Across the entries below, count the lines in which the word "from" occurs. Reply with the count alone.

====== INFORMATION PROVIDED

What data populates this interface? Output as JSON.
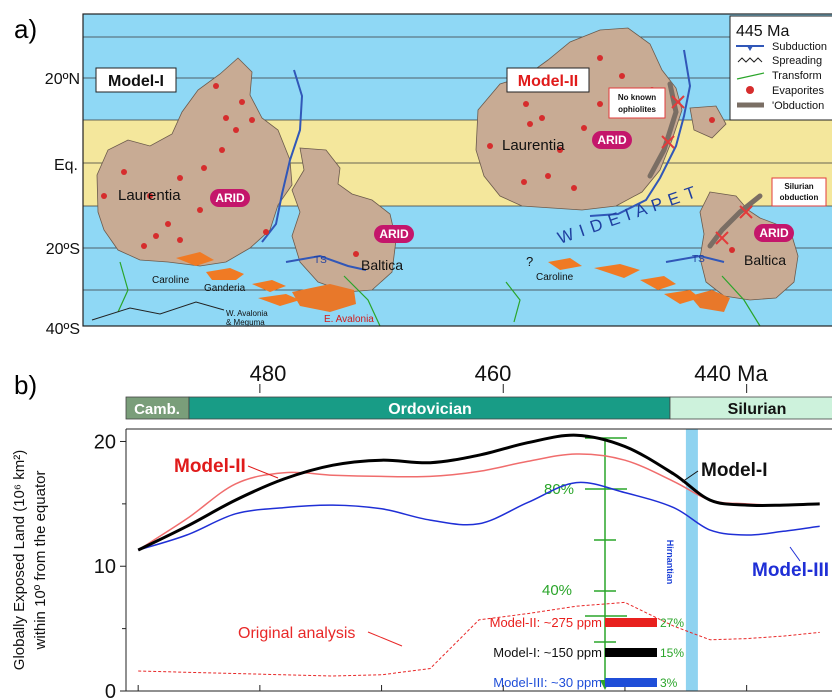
{
  "panel_a": {
    "panel_label": "a)",
    "lat_labels": [
      "20ºN",
      "Eq.",
      "20ºS",
      "40ºS"
    ],
    "model_1_label": "Model-I",
    "model_2_label": "Model-II",
    "left_map": {
      "laurentia": "Laurentia",
      "arid_laurentia": "ARID",
      "arid_baltica": "ARID",
      "baltica": "Baltica",
      "caroline": "Caroline",
      "ganderia": "Ganderia",
      "ts": "TS",
      "w_avalonia_1": "W. Avalonia",
      "w_avalonia_2": "& Meguma",
      "e_avalonia": "E. Avalonia"
    },
    "right_map": {
      "laurentia": "Laurentia",
      "arid_laurentia": "ARID",
      "arid_baltica": "ARID",
      "baltica": "Baltica",
      "caroline": "Caroline",
      "question": "?",
      "ts": "TS",
      "wide_iapetus": "W I D E   I A P E T",
      "no_ophiolites_1": "No known",
      "no_ophiolites_2": "ophiolites",
      "silurian_1": "Silurian",
      "silurian_2": "obduction"
    },
    "legend": {
      "age": "445 Ma",
      "subduction": "Subduction",
      "spreading": "Spreading",
      "transform": "Transform",
      "evaporites": "Evaporites",
      "obduction": "'Obduction"
    },
    "colors": {
      "ocean": "#8fd8f5",
      "arid_band": "#f4e79c",
      "land": "#c8ab94",
      "arid_badge": "#c4166b",
      "evaporite": "#d62d2d",
      "avalonia": "#f07a24",
      "subduction": "#3157b8",
      "transform": "#2aa52a",
      "obduction": "#7a6e64"
    }
  },
  "panel_b": {
    "panel_label": "b)",
    "age_ticks": [
      "480",
      "460",
      "440 Ma"
    ],
    "periods": [
      "Camb.",
      "Ordovician",
      "Silurian"
    ],
    "period_colors": [
      "#7a9e7a",
      "#189c86",
      "#cdf2dc"
    ],
    "ylabel_line1": "Globally Exposed Land (10⁶ km²)",
    "ylabel_line2": "within 10º from  the equator",
    "hirnantian": "Hirnantian",
    "pct_80": "80%",
    "pct_40": "40%",
    "original_analysis": "Original analysis",
    "series_labels": {
      "model_1": "Model-I",
      "model_2": "Model-II",
      "model_3": "Model-III"
    },
    "ppm": {
      "model_2": "Model-II:  ~275 ppm",
      "model_1": "Model-I: ~150 ppm",
      "model_3": "Model-III: ~30 ppm"
    },
    "ppm_pct": [
      "27%",
      "15%",
      "3%"
    ]
  },
  "chart_data": {
    "type": "line",
    "xlabel": "",
    "ylabel": "Globally Exposed Land (10⁶ km²) within 10º from  the equator",
    "xlim": [
      491,
      432
    ],
    "ylim": [
      0,
      21
    ],
    "yticks": [
      0,
      10,
      20
    ],
    "xticks": [
      480,
      460,
      440
    ],
    "x": [
      490,
      486,
      482,
      478,
      474,
      470,
      466,
      462,
      458,
      454,
      450,
      446,
      443,
      440,
      437,
      434
    ],
    "series": [
      {
        "name": "Model-I",
        "color": "#000000",
        "values": [
          11.3,
          13.2,
          15.3,
          17.0,
          18.1,
          18.5,
          18.3,
          18.9,
          19.9,
          20.5,
          19.6,
          17.4,
          15.3,
          14.9,
          14.9,
          15.0
        ]
      },
      {
        "name": "Model-II",
        "color": "#f06d6d",
        "values": [
          11.3,
          13.8,
          16.6,
          17.5,
          17.3,
          17.2,
          17.2,
          17.6,
          18.4,
          19.0,
          18.5,
          16.8,
          15.3,
          15.0,
          14.9,
          15.0
        ]
      },
      {
        "name": "Model-III",
        "color": "#1f2fd6",
        "values": [
          11.3,
          12.5,
          14.2,
          14.7,
          14.9,
          14.6,
          13.7,
          13.4,
          15.1,
          16.7,
          15.9,
          14.7,
          12.9,
          12.5,
          12.8,
          13.2
        ]
      },
      {
        "name": "Original analysis",
        "color": "#e82828",
        "dash": true,
        "values": [
          1.6,
          1.5,
          1.4,
          1.3,
          1.2,
          1.3,
          1.8,
          5.7,
          6.2,
          6.8,
          7.1,
          5.2,
          4.1,
          4.2,
          4.4,
          4.7
        ]
      }
    ],
    "co2_bars": [
      {
        "label": "Model-II: ~275 ppm",
        "percent": 27,
        "color": "#e8201e"
      },
      {
        "label": "Model-I: ~150 ppm",
        "percent": 15,
        "color": "#000000"
      },
      {
        "label": "Model-III: ~30 ppm",
        "percent": 3,
        "color": "#1f4ed8"
      }
    ],
    "co2_scale_ticks": [
      "80%",
      "40%"
    ],
    "hirnantian_age": 444.5
  }
}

============

• _FINAL ANSWER_: 2